ИСХОДНЫЙ ТЕКСТ>
^^^^

Вырабатывает писатель и вполне своеобразную композиционную технику, очень далекую от линеарности. Манера эта, кажется, сродни музыкальной. Общая тема первоначально набрасывается прерывистым контуром, несколькими штрихами и деталями. Потом автор неоднократно возвращается к одним и тем же эпизодам, обогащает разработку новыми подробностями, вводит дополнительные мотивы, углубляет анализ. Повествование идет расширяющимися концентрическими кругами, включающими в себя новые ракурсы, иногда сдвигающими тему в неожиданный регистр. После этого сюжет движется к финалу – за которым может последовать альтернативная его версия, а то и озадачивающий эпилог. Характернейшие примеры такой композиции – в «Предтече», «Утрате», романе «Один и одна», о которых речь впереди.
Превратности метода
Философские предпосылки и повествовательная техника, как известно, в литературе решают не все. Главное – насколько органично они сращиваются в художественной плоти произведений. Маканин со временем вырабатывает только ему присущий изобразительный метод, точнее, стратегию, имеющую разные изводы. Главное ее качество – неизменное и абсолютное господство автора над материалом. Критик И. Соловьева написала как-то в одной из статей, что Маканиным во второй половине 80-х овладевают мотивы суеты, тщеты, общности, смертности, воздаяния… Неверно. Писатель всегда сам владеет своими мотивами, жестко и осознанно, он, в зависимости от конкретной задачи, приглушает одни, подчеркивает другие, порой смешивает их в головокружительный коктейль.

^^^^

ПРЕДОСТАВЛЕННЫЕ ДАННЫЕ>
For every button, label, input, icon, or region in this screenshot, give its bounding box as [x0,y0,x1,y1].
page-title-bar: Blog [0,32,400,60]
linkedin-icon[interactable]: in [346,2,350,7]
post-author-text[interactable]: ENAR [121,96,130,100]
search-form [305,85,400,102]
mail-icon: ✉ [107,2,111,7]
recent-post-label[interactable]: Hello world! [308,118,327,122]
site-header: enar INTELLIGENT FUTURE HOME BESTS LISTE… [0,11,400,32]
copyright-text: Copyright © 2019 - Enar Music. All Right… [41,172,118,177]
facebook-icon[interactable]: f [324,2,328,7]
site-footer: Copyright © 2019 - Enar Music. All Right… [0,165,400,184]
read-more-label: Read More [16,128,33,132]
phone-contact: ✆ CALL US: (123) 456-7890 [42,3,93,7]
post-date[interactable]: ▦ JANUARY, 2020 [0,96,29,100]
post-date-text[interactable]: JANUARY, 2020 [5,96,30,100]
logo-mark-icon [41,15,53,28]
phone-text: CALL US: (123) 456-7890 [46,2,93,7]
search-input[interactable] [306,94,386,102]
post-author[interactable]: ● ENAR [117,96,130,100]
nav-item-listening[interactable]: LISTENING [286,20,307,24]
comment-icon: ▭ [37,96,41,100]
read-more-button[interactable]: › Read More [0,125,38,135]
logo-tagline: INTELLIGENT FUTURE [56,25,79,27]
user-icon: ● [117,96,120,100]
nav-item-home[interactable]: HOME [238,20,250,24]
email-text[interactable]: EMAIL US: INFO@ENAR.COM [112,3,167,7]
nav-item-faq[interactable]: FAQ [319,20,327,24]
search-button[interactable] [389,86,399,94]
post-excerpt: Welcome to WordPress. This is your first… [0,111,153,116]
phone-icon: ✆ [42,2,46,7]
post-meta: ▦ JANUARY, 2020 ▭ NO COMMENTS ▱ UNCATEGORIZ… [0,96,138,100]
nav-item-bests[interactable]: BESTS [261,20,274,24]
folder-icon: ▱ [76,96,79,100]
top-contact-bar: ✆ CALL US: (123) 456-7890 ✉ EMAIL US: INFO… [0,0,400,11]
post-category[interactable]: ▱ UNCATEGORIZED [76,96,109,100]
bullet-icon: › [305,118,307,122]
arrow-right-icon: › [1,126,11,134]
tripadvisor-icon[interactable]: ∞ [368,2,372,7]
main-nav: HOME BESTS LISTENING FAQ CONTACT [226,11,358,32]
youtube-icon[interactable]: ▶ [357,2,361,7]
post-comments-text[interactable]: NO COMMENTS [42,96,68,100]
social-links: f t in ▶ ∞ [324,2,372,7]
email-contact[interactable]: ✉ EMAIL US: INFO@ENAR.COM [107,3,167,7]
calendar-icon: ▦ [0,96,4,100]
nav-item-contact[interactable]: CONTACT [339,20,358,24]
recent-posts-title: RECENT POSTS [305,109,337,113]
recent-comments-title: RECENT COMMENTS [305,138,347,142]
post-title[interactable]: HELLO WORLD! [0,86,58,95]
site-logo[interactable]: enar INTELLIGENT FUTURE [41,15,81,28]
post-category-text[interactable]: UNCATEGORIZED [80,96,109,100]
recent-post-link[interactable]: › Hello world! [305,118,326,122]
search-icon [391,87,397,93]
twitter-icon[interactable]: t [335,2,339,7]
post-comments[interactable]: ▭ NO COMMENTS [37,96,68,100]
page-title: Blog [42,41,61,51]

^^^^

ЗАДАНИЯ ДЛЯ ВЫПОЛНЕНИЯ>
**A)** Перескажите в виде списка абзац текста о прозе Маканина, начинающийся словами «Вырабатывает писатель и вполне своеобразную», сохранив его основные факты.
**B)** Продолжите текст о прозе Маканина, начав сразу после его последнего предложения.
Строки представляют собой отдельный материал и с текстом о прозе Маканина не связаны.

ОЖИДАЕМЫЕ ОТВЕТЫ>
**A)**
- Композиционная техника писателя своеобразна, далека от линеарности и, по-видимому, сродни музыкальной.
- Сначала общая тема намечается прерывистым контуром, несколькими штрихами и деталями.
- Затем автор неоднократно возвращается к тем же эпизодам. Он добавляет новые подробности и дополнительные мотивы и углубляет анализ.
- Повествование развивается расширяющимися концентрическими кругами с новыми ракурсами и иногда сдвигает тему в неожиданный регистр.
- После этого сюжет движется к финалу, за которым может последовать его альтернативная версия или озадачивающий эпилог.
- Характернейшие примеры такой композиции: «Предтеча», «Утрата» и роман «Один и одна».

**B)**
Другой центральный момент маканинской дальнодействующей стратегии – изменчивость как изобразительных ракурсов и планов, так и объяснительных кодов. В повестях конца 70-х – начала 80-х годов он, вооруженный своим методом, приступает к прикладному социально-психологическому портретированию – а может, правильнее сказать рентгенографии – общества.
При этом Маканин последовательно, с завораживающей точностью деталей создает иллюзию жизнеподобия, выписывает рисунок привычной, трижды знакомой жизни, которая под его пером, однако, обретает особую значимость. Существенные приметы времени запечатлеваются с эмблематической выразительностью.
Возникает целая серия опусов, в которых с графической четкостью изображены психологические типы советских обывателей, их характерные взаимоотношения друг с другом и со средой. Это мебельщик Михайлов и математик Стрепетов («Отдушина»), которые завершают долгое соперничество за место в душе и постели поэтессы Алевтины полюбовным соглашением: я уступаю тебе женщину, а ты пристраиваешь в университет моих сыновей. Это жалкий Митя Родионцев («Человек свиты»), чахнущий, когда его лишают привычного места под солнцем, то бишь под люстрой директорской приемной. Это строитель Павел Алексеевич («Гражданин убегающий»), восточно-сибирский донжуан, пытающийся оторваться от шлейфа своих «случайных связей». Это тихий слесарь-сантехник Толя Куренков («Антилидер»), одержимый маниакальной ненавистью к любому в его окружении, кто хоть как-то выделяется на общем фоне.
Такие зарисовки были новыми, освежающими, убеждающими. По советским временам даже смелыми: вот они каковы – те, кого официальная пропаганда числит честными тружениками и строителями коммунизма. Человек у Маканина на фоне времени представал податливым, падким на элементарные материальные блага, охотно распластывающимся по контурам заданных обстоятельств. А главное – элементарным, предсказуемым.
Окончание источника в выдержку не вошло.